What you need to do ▸
From the first line to the last, restate the data word for word.

Data for processing START

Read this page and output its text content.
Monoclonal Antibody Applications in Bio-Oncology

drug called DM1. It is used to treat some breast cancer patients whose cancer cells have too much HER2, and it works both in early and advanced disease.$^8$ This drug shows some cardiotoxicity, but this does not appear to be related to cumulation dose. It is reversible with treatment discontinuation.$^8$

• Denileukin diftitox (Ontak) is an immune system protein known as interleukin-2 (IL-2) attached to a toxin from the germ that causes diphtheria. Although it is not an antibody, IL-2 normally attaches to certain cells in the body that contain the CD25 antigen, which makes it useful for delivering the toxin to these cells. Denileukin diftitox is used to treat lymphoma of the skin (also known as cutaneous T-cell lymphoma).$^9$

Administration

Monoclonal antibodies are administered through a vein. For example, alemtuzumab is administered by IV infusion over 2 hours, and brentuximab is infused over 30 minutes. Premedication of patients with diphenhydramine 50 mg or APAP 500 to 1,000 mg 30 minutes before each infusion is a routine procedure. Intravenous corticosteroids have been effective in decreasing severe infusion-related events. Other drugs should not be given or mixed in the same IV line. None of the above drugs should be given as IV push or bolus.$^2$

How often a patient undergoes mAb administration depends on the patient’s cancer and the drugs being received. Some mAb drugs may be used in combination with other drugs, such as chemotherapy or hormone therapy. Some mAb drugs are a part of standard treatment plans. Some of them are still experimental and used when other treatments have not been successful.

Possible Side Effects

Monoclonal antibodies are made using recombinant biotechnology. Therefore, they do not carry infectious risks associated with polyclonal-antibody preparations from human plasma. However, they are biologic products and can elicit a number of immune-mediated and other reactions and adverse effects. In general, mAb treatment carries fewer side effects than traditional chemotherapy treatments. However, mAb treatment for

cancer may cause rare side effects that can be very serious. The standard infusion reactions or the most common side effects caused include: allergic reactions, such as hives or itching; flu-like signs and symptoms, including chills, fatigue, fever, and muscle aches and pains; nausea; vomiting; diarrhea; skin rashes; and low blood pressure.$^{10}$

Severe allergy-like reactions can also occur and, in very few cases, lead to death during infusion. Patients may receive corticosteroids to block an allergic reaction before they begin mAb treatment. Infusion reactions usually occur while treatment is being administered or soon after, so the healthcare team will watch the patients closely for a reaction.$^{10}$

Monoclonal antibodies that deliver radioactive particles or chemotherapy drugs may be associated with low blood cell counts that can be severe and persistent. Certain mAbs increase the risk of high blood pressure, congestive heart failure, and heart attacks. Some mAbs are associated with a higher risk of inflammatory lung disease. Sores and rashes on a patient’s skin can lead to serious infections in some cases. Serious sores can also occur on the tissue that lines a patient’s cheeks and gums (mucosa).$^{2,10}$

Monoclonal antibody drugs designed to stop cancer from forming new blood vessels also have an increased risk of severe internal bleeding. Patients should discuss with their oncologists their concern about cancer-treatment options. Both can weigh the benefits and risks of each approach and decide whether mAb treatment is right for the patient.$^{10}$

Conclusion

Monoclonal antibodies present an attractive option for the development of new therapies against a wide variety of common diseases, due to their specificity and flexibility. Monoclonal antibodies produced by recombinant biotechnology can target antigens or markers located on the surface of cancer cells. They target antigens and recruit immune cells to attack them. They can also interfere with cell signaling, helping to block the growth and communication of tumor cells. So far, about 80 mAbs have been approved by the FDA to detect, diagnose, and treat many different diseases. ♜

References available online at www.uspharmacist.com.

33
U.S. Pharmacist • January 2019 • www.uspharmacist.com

Data for processing END

Exercise output ▸
Read this page and output its text content.
Monoclonal Antibody Applications in Bio-Oncology

drug called DM1. It is used to treat some breast cancer patients whose cancer cells have too much HER2, and it works both in early and advanced disease.$^8$ This drug shows some cardiotoxicity, but this does not appear to be related to cumulation dose. It is reversible with treatment discontinuation.$^8$

• Denileukin diftitox (Ontak) is an immune system protein known as interleukin-2 (IL-2) attached to a toxin from the germ that causes diphtheria. Although it is not an antibody, IL-2 normally attaches to certain cells in the body that contain the CD25 antigen, which makes it useful for delivering the toxin to these cells. Denileukin diftitox is used to treat lymphoma of the skin (also known as cutaneous T-cell lymphoma).$^9$

Administration

Monoclonal antibodies are administered through a vein. For example, alemtuzumab is administered by IV infusion over 2 hours, and brentuximab is infused over 30 minutes. Premedication of patients with diphenhydramine 50 mg or APAP 500 to 1,000 mg 30 minutes before each infusion is a routine procedure. Intravenous corticosteroids have been effective in decreasing severe infusion-related events. Other drugs should not be given or mixed in the same IV line. None of the above drugs should be given as IV push or bolus.$^2$

How often a patient undergoes mAb administration depends on the patient’s cancer and the drugs being received. Some mAb drugs may be used in combination with other drugs, such as chemotherapy or hormone therapy. Some mAb drugs are a part of standard treatment plans. Some of them are still experimental and used when other treatments have not been successful.

Possible Side Effects

Monoclonal antibodies are made using recombinant biotechnology. Therefore, they do not carry infectious risks associated with polyclonal-antibody preparations from human plasma. However, they are biologic products and can elicit a number of immune-mediated and other reactions and adverse effects. In general, mAb treatment carries fewer side effects than traditional chemotherapy treatments. However, mAb treatment for

cancer may cause rare side effects that can be very serious. The standard infusion reactions or the most common side effects caused include: allergic reactions, such as hives or itching; flu-like signs and symptoms, including chills, fatigue, fever, and muscle aches and pains; nausea; vomiting; diarrhea; skin rashes; and low blood pressure.$^{10}$

Severe allergy-like reactions can also occur and, in very few cases, lead to death during infusion. Patients may receive corticosteroids to block an allergic reaction before they begin mAb treatment. Infusion reactions usually occur while treatment is being administered or soon after, so the healthcare team will watch the patients closely for a reaction.$^{10}$

Monoclonal antibodies that deliver radioactive particles or chemotherapy drugs may be associated with low blood cell counts that can be severe and persistent. Certain mAbs increase the risk of high blood pressure, congestive heart failure, and heart attacks. Some mAbs are associated with a higher risk of inflammatory lung disease. Sores and rashes on a patient’s skin can lead to serious infections in some cases. Serious sores can also occur on the tissue that lines a patient’s cheeks and gums (mucosa).$^{2,10}$

Monoclonal antibody drugs designed to stop cancer from forming new blood vessels also have an increased risk of severe internal bleeding. Patients should discuss with their oncologists their concern about cancer-treatment options. Both can weigh the benefits and risks of each approach and decide whether mAb treatment is right for the patient.$^{10}$

Conclusion

Monoclonal antibodies present an attractive option for the development of new therapies against a wide variety of common diseases, due to their specificity and flexibility. Monoclonal antibodies produced by recombinant biotechnology can target antigens or markers located on the surface of cancer cells. They target antigens and recruit immune cells to attack them. They can also interfere with cell signaling, helping to block the growth and communication of tumor cells. So far, about 80 mAbs have been approved by the FDA to detect, diagnose, and treat many different diseases. ♜

References available online at www.uspharmacist.com.

33
U.S. Pharmacist • January 2019 • www.uspharmacist.com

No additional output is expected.